====== Data supplied

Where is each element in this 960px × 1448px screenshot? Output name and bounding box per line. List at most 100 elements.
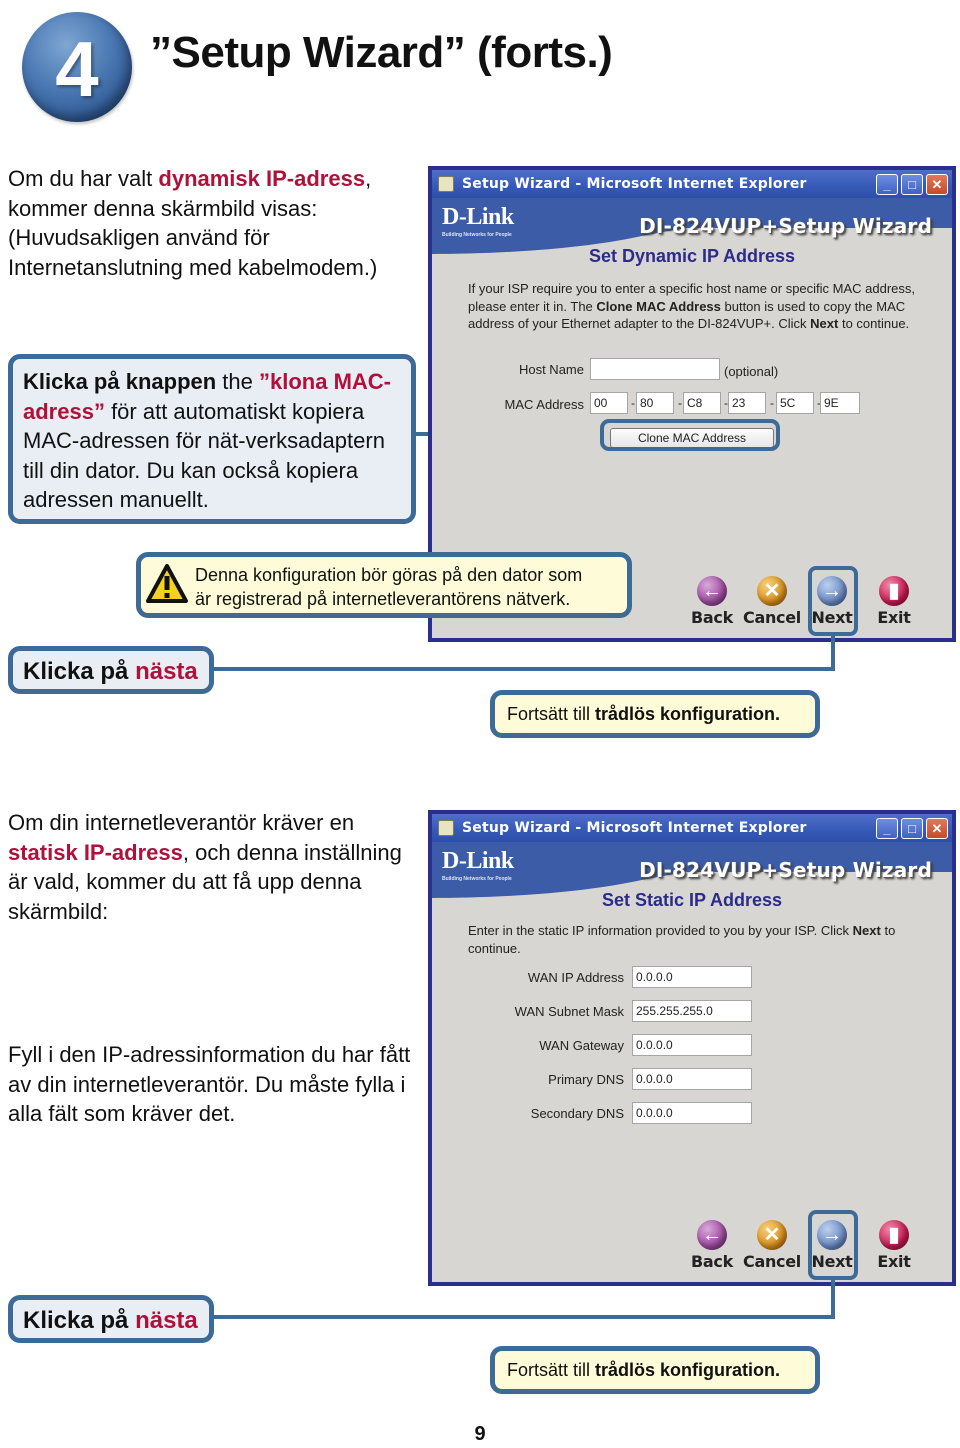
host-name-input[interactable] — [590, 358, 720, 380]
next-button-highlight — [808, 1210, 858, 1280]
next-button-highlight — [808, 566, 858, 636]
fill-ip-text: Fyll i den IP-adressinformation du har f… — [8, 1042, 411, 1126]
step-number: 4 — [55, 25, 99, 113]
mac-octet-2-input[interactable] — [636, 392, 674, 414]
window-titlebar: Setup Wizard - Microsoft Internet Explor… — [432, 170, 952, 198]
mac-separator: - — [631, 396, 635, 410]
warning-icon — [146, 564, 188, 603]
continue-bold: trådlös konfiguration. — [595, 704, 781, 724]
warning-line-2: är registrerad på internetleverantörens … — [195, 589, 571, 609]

============

| Exercise details |
Set out every line of the material above as a numbered list, skipping blank lines and leaving out the pictures.

| Correct output |
1. Where is each element in this 960px × 1448px screenshot? Output name and bounding box per line. List at most 100 elements.
2. host-name-input[interactable] — [590, 358, 720, 380]
3. next-button-highlight — [808, 1210, 858, 1280]
4. next-button-highlight — [808, 566, 858, 636]
5. fill-ip-text: Fyll i den IP-adressinformation du har f… — [8, 1042, 411, 1126]
6. step-number: 4 — [55, 25, 99, 113]
7. mac-octet-2-input[interactable] — [636, 392, 674, 414]
8. window-titlebar: Setup Wizard - Microsoft Internet Explor… — [432, 170, 952, 198]
9. mac-separator: - — [631, 396, 635, 410]
10. warning-icon — [146, 564, 188, 603]
11. continue-bold: trådlös konfiguration. — [595, 704, 781, 724]
12. warning-line-2: är registrerad på internetleverantörens … — [195, 589, 571, 609]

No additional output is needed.